**STATED PROBLEM 1**
In the CREATE TABLE USING reference, what data source is used by default when the USING clause is omitted?
**STATED PROBLEM 2**
Continue the CREATE TABLE USING reference from its final line, writing the next part of the text.

**SUPPLIED TEXT**
--------

CREATE TABLE USING (SQL Analytics)

Defines a table using a data source.

Syntax

CREATE TABLE [ IF NOT EXISTS ] table_identifier
    [ ( col_name1 col_type1 [ COMMENT col_comment1 ], ... ) ]
    [ USING data_source ]
    [ OPTIONS ( key1 [ = ] val1, key2 [ = ] val2, ... ) ]
    [ PARTITIONED BY ( col_name1, col_name2, ... ) ]
    [ LOCATION path ]
    [ COMMENT table_comment ]
    [ TBLPROPERTIES ( key1 [ = ] val1, key2 [ = ] val2, ... ) ]
    [ AS select_statement ]

The clauses between the USING clause and the AS SELECT clause can appear in any order. For example, you can write COMMENT table_comment after TBLPROPERTIES.

Parameters

  • table_identifier

    A table name, optionally qualified with a database name.

    Syntax: [ database_name. ] table_name

  • IF NOT EXISTS

    If a table with the same name already exists, nothing will happen. IF NOT EXISTS cannot coexist with OR REPLACE, which means CREATE TABLE OR REPLACE IF NOT EXISTS is not allowed.

  • USING data_source

    The file format to use for the table. data_source must be one of TEXT, CSV, JSON, JDBC, PARQUET, ORC, or DELTA. If USING is omitted, the default is DELTA.

    Important

    • When USING is omitted or data_source is DELTA, the additional options in Delta table options apply.
    • When data_source is TEXT, CSV, JSON, JDBC, PARQUET, or ORC you must specify LOCATION and AS select_statement is not allowed.
  • PARTITIONED BY

    Partitions the table by the specified columns.

  • LOCATION

    Path to the directory where table data is stored, which could be a path on distributed storage.

  • OPTIONS

    Table options to optimize the behavior of the table. This clause is not supported when the data source is DELTA.

  • COMMENT

    A string literal to describe the table.

  • TBLPROPERTIES

    A list of key-value pairs used to tag the table definition.

  • AS select_statement

    Populates the table using the data from select_statement.

Delta table options

In addition to the standard CREATE TABLE options, Delta tables support the options described in this section.

CREATE [ OR REPLACE ] ... table_identifier
  [ (col_name1 col_type1 [ NOT NULL ] [ COMMENT col_comment1], ...) ]
  [ USING DELTA ]
  [ LOCATION <path-to-delta-files> ]

Parameters

  • OR REPLACE

    If a table with the same name already exists, the table is replaced with the new configuration.

    Note

    Databricks strongly recommends using OR REPLACE instead of dropping and re-creating tables.

  • table_identifier

    • [database_name.] table_name: A table name, optionally qualified with a database name.

--------

[Element boundary records]
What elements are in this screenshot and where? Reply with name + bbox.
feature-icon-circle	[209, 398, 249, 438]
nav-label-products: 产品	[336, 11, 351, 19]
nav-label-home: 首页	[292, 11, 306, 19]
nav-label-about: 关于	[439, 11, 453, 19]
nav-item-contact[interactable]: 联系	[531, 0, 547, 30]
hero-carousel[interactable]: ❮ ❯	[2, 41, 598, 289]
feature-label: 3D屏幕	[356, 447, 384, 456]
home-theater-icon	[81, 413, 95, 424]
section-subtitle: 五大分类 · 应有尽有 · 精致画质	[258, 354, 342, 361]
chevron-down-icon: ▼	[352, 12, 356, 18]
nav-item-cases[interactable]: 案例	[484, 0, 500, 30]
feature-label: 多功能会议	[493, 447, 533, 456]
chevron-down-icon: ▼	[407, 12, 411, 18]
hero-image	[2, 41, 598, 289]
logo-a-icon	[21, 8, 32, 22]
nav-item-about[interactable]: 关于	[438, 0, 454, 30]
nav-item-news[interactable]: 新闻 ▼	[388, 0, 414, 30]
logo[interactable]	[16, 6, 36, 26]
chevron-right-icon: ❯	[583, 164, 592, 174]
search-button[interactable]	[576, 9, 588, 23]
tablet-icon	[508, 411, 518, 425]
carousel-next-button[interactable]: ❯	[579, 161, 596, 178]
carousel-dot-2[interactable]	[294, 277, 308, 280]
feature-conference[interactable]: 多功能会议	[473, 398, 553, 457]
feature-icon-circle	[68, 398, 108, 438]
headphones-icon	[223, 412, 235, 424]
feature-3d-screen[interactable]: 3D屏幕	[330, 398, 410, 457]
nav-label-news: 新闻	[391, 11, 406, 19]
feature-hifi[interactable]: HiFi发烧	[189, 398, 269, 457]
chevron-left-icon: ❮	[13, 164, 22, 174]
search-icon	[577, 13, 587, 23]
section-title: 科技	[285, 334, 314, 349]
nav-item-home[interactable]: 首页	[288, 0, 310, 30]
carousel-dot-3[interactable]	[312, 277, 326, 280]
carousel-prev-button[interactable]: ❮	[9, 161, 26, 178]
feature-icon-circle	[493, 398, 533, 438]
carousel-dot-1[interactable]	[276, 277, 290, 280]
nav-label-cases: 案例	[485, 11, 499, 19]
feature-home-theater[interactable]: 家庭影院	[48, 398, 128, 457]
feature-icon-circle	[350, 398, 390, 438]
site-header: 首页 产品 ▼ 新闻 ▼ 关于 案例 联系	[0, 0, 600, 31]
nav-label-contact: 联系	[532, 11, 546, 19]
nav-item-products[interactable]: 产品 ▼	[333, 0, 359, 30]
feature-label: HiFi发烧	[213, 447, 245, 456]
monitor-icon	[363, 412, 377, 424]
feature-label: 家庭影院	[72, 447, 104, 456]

--------

**EXERCISE RESPONSE 1**
DELTA

**EXERCISE RESPONSE 2**
    • delta.`<path-to-table>` : The location of an existing Delta table.
  • NOT NULL

    Indicate that a column value cannot be NULL. The default is to allow a NULL value. If specified any change to the Delta table will check these NOT NULL constraints.

    For details, see NOT NULL constraint.

  • LOCATION <path-to-delta-files>

    If you specify a LOCATION that already contains data stored in Delta Lake, Delta Lake does the following:

    • If you specify only the table name and location, for example:

      CREATE TABLE events
        LOCATION '/mnt/delta/events'
      

      the table in the Hive metastore automatically inherits the schema, partitioning, and table properties of the existing data. This functionality can be used to “import” data into the metastore.

    • If you specify any configuration (schema, partitioning, or table properties), Delta Lake verifies that the specification exactly matches the configuration of the existing data.

    Warning

    If the specified configuration does not exactly match the configuration of the data, Delta Lake throws an exception that describes the discrepancy.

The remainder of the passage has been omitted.